- _Task statement_
Copy out all lines in the data below containing the string "Position".
══ Entries provided
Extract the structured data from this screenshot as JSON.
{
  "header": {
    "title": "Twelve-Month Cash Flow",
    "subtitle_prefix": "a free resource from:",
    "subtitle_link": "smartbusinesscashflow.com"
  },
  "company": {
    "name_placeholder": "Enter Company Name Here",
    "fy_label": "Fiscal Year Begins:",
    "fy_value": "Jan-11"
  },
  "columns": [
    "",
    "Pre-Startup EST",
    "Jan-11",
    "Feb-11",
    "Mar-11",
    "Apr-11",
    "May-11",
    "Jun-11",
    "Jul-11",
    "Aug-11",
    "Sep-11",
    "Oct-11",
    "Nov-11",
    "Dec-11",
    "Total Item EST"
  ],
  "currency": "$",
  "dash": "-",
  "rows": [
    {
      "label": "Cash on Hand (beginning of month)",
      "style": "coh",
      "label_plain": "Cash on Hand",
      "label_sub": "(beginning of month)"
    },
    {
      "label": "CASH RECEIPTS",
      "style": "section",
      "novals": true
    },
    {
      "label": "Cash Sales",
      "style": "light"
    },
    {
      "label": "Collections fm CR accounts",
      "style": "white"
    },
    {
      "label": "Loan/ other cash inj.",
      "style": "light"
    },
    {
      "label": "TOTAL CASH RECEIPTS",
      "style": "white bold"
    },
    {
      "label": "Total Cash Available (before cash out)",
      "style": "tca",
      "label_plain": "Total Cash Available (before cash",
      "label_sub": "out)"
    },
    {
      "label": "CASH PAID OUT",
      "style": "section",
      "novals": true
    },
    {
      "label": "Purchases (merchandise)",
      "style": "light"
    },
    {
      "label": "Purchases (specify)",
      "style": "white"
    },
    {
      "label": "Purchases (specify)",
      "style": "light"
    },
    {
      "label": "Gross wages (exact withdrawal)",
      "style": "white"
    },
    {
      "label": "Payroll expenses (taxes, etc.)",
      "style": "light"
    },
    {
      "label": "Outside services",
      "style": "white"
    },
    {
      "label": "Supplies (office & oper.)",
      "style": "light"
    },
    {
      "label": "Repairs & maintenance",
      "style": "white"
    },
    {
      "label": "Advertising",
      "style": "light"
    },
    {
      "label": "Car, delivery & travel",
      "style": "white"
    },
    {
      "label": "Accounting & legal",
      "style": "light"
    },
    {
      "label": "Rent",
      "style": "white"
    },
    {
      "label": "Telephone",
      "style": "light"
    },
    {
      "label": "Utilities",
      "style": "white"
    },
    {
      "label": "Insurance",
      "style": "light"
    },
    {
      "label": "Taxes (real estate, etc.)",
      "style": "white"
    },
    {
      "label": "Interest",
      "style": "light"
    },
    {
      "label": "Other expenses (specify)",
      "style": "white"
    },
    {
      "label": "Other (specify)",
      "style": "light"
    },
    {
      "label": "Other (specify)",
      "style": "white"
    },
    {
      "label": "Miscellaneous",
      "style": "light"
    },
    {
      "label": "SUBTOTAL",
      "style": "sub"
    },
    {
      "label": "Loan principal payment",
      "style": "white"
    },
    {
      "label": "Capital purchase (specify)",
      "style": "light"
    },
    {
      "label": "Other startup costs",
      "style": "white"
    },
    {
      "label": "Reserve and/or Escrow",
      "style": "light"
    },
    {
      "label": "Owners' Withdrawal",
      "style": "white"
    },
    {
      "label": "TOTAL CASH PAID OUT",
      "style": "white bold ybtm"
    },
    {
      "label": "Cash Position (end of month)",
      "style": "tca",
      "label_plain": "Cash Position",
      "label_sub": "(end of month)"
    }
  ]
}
════
- _Written reply_
      "label": "Cash Position (end of month)",
      "label_plain": "Cash Position",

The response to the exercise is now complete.